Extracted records
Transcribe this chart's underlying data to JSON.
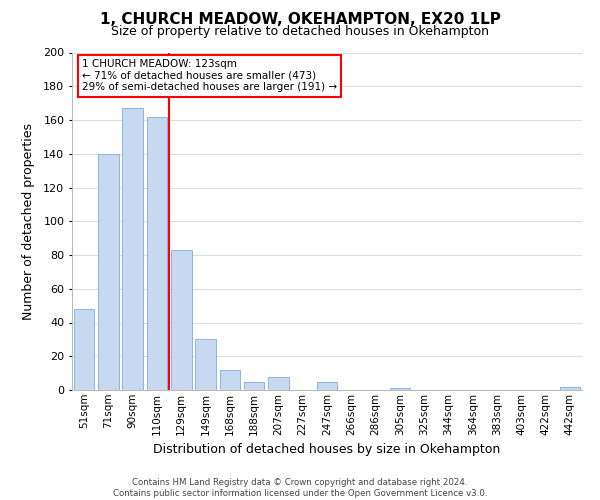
{
  "title": "1, CHURCH MEADOW, OKEHAMPTON, EX20 1LP",
  "subtitle": "Size of property relative to detached houses in Okehampton",
  "xlabel": "Distribution of detached houses by size in Okehampton",
  "ylabel": "Number of detached properties",
  "bar_labels": [
    "51sqm",
    "71sqm",
    "90sqm",
    "110sqm",
    "129sqm",
    "149sqm",
    "168sqm",
    "188sqm",
    "207sqm",
    "227sqm",
    "247sqm",
    "266sqm",
    "286sqm",
    "305sqm",
    "325sqm",
    "344sqm",
    "364sqm",
    "383sqm",
    "403sqm",
    "422sqm",
    "442sqm"
  ],
  "bar_values": [
    48,
    140,
    167,
    162,
    83,
    30,
    12,
    5,
    8,
    0,
    5,
    0,
    0,
    1,
    0,
    0,
    0,
    0,
    0,
    0,
    2
  ],
  "bar_color": "#c6d9f1",
  "bar_edge_color": "#8db4e2",
  "vline_x_index": 3.5,
  "vline_color": "red",
  "ylim": [
    0,
    200
  ],
  "yticks": [
    0,
    20,
    40,
    60,
    80,
    100,
    120,
    140,
    160,
    180,
    200
  ],
  "annotation_box_line1": "1 CHURCH MEADOW: 123sqm",
  "annotation_box_line2": "← 71% of detached houses are smaller (473)",
  "annotation_box_line3": "29% of semi-detached houses are larger (191) →",
  "footer_line1": "Contains HM Land Registry data © Crown copyright and database right 2024.",
  "footer_line2": "Contains public sector information licensed under the Open Government Licence v3.0.",
  "background_color": "#ffffff",
  "grid_color": "#d4dfe8",
  "title_fontsize": 11,
  "subtitle_fontsize": 9,
  "xlabel_fontsize": 9,
  "ylabel_fontsize": 9
}
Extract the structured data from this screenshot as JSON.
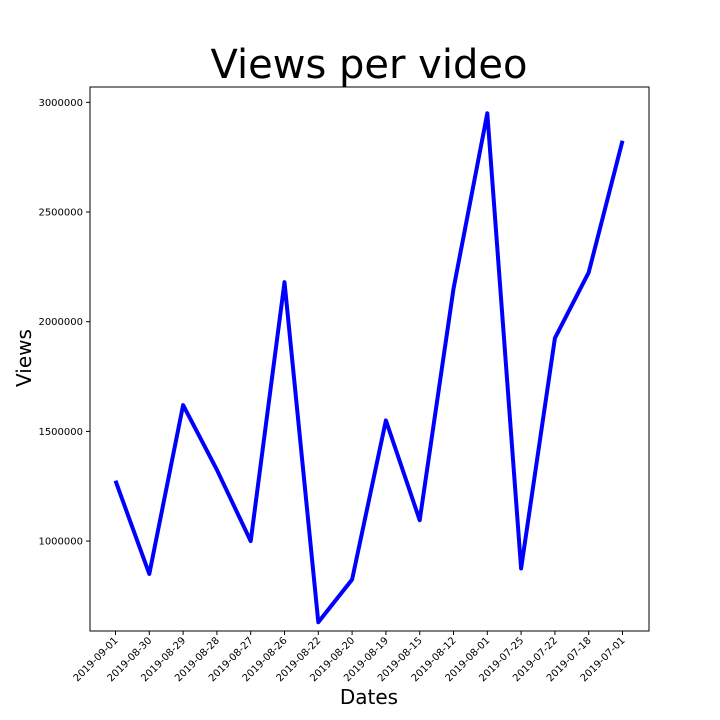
{
  "chart_data": {
    "type": "line",
    "title": "Views per video",
    "xlabel": "Dates",
    "ylabel": "Views",
    "categories": [
      "2019-09-01",
      "2019-08-30",
      "2019-08-29",
      "2019-08-28",
      "2019-08-27",
      "2019-08-26",
      "2019-08-22",
      "2019-08-20",
      "2019-08-19",
      "2019-08-15",
      "2019-08-12",
      "2019-08-01",
      "2019-07-25",
      "2019-07-22",
      "2019-07-18",
      "2019-07-01"
    ],
    "series": [
      {
        "values": [
          1275000,
          850000,
          1620000,
          1325000,
          1000000,
          2180000,
          630000,
          825000,
          1550000,
          1095000,
          2150000,
          2950000,
          875000,
          1925000,
          2225000,
          2825000
        ],
        "color": "#0000ff"
      }
    ],
    "ylim": [
      590000,
      3070000
    ],
    "yticks": [
      1000000,
      1500000,
      2000000,
      2500000,
      3000000
    ],
    "ytick_labels": [
      "1000000",
      "1500000",
      "2000000",
      "2500000",
      "3000000"
    ],
    "grid": false,
    "legend": false
  }
}
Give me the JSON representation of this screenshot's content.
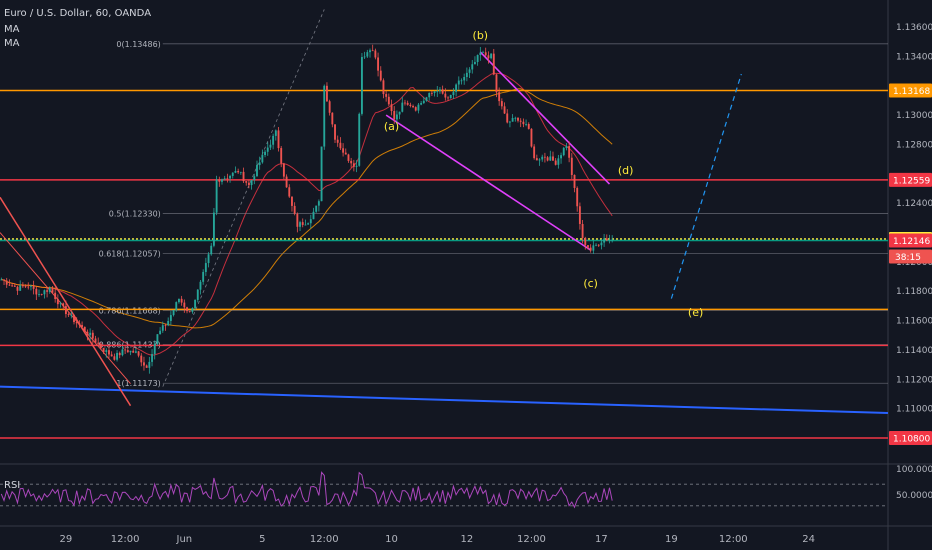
{
  "header": {
    "symbol": "Euro / U.S. Dollar, 60, OANDA",
    "indicators": [
      "MA",
      "MA"
    ]
  },
  "rsi_label": "RSI",
  "chart_data": {
    "type": "candlestick",
    "title": "Euro / U.S. Dollar, 60, OANDA",
    "price_axis": {
      "ticks": [
        "1.13600",
        "1.13400",
        "1.13000",
        "1.12800",
        "1.12400",
        "1.12000",
        "1.11800",
        "1.11600",
        "1.11400",
        "1.11200",
        "1.11000"
      ],
      "tick_values": [
        1.136,
        1.134,
        1.13,
        1.128,
        1.124,
        1.12,
        1.118,
        1.116,
        1.114,
        1.112,
        1.11
      ],
      "range": [
        1.1065,
        1.1373
      ]
    },
    "time_axis": {
      "labels": [
        "29",
        "12:00",
        "Jun",
        "5",
        "12:00",
        "10",
        "12",
        "12:00",
        "17",
        "19",
        "12:00",
        "24"
      ],
      "positions_bars": [
        24,
        46,
        68,
        97,
        120,
        145,
        173,
        197,
        223,
        249,
        272,
        300
      ]
    },
    "price_path": [
      [
        0,
        1.1188
      ],
      [
        6,
        1.1182
      ],
      [
        10,
        1.1184
      ],
      [
        14,
        1.1178
      ],
      [
        18,
        1.1182
      ],
      [
        22,
        1.117
      ],
      [
        26,
        1.1162
      ],
      [
        30,
        1.1155
      ],
      [
        34,
        1.1148
      ],
      [
        38,
        1.114
      ],
      [
        42,
        1.1135
      ],
      [
        46,
        1.114
      ],
      [
        50,
        1.1138
      ],
      [
        54,
        1.1128
      ],
      [
        58,
        1.115
      ],
      [
        62,
        1.116
      ],
      [
        66,
        1.1175
      ],
      [
        70,
        1.1165
      ],
      [
        74,
        1.1185
      ],
      [
        78,
        1.121
      ],
      [
        80,
        1.1256
      ],
      [
        84,
        1.1258
      ],
      [
        88,
        1.1262
      ],
      [
        92,
        1.1252
      ],
      [
        96,
        1.1268
      ],
      [
        102,
        1.1288
      ],
      [
        106,
        1.125
      ],
      [
        110,
        1.1225
      ],
      [
        114,
        1.1228
      ],
      [
        118,
        1.124
      ],
      [
        120,
        1.132
      ],
      [
        124,
        1.1285
      ],
      [
        128,
        1.1272
      ],
      [
        132,
        1.1265
      ],
      [
        134,
        1.134
      ],
      [
        138,
        1.1346
      ],
      [
        142,
        1.1315
      ],
      [
        146,
        1.1298
      ],
      [
        150,
        1.131
      ],
      [
        154,
        1.1305
      ],
      [
        158,
        1.1312
      ],
      [
        162,
        1.1318
      ],
      [
        166,
        1.131
      ],
      [
        170,
        1.1322
      ],
      [
        174,
        1.133
      ],
      [
        178,
        1.1342
      ],
      [
        182,
        1.134
      ],
      [
        184,
        1.1315
      ],
      [
        188,
        1.1295
      ],
      [
        192,
        1.1298
      ],
      [
        196,
        1.129
      ],
      [
        198,
        1.127
      ],
      [
        202,
        1.1272
      ],
      [
        206,
        1.1268
      ],
      [
        210,
        1.128
      ],
      [
        212,
        1.126
      ],
      [
        216,
        1.1215
      ],
      [
        219,
        1.1208
      ],
      [
        222,
        1.1213
      ],
      [
        224,
        1.1216
      ],
      [
        227,
        1.1215
      ]
    ],
    "horizontal_lines": [
      {
        "price": 1.13168,
        "color": "#ff9800",
        "label": "1.13168",
        "label_bg": "#ff9800"
      },
      {
        "price": 1.12559,
        "color": "#f23645",
        "label": "1.12559",
        "label_bg": "#f23645"
      },
      {
        "price": 1.12156,
        "color": "#ffeb3b",
        "style": "dotted",
        "label": "1.12156",
        "label_bg": "#ffeb3b"
      },
      {
        "price": 1.12146,
        "color": "#089981",
        "label": "1.12146",
        "label_bg": "#f23645"
      },
      {
        "price": 1.11676,
        "color": "#ff9800"
      },
      {
        "price": 1.11431,
        "color": "#f23645"
      },
      {
        "price": 1.108,
        "color": "#f23645",
        "label": "1.10800",
        "label_bg": "#f23645"
      }
    ],
    "countdown": "38:15",
    "fibonacci": [
      {
        "ratio": "0",
        "price": 1.13486,
        "text": "0(1.13486)"
      },
      {
        "ratio": "0.5",
        "price": 1.1233,
        "text": "0.5(1.12330)"
      },
      {
        "ratio": "0.618",
        "price": 1.12057,
        "text": "0.618(1.12057)"
      },
      {
        "ratio": "0.786",
        "price": 1.11668,
        "text": "0.786(1.11668)"
      },
      {
        "ratio": "0.886",
        "price": 1.11437,
        "text": "0.886(1.11437)"
      },
      {
        "ratio": "1",
        "price": 1.11173,
        "text": "1(1.11173)"
      }
    ],
    "wave_labels": [
      "(a)",
      "(b)",
      "(c)",
      "(d)",
      "(e)"
    ],
    "rsi": {
      "ticks": [
        "100.0000",
        "50.0000"
      ],
      "range": [
        0,
        100
      ],
      "upper": 70,
      "lower": 30
    },
    "colors": {
      "background": "#131722",
      "up": "#26a69a",
      "down": "#ef5350",
      "ma_fast": "#f23645",
      "ma_slow": "#ff9800",
      "trendline": "#2962ff",
      "channel": "#e040fb",
      "wave_labels": "#ffeb3b",
      "rsi": "#ab47bc"
    }
  }
}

__PROBLEM__: Scan the records above, count the lines with "this" in them, and give only the number.

__EXPECTED ANSWER__: 3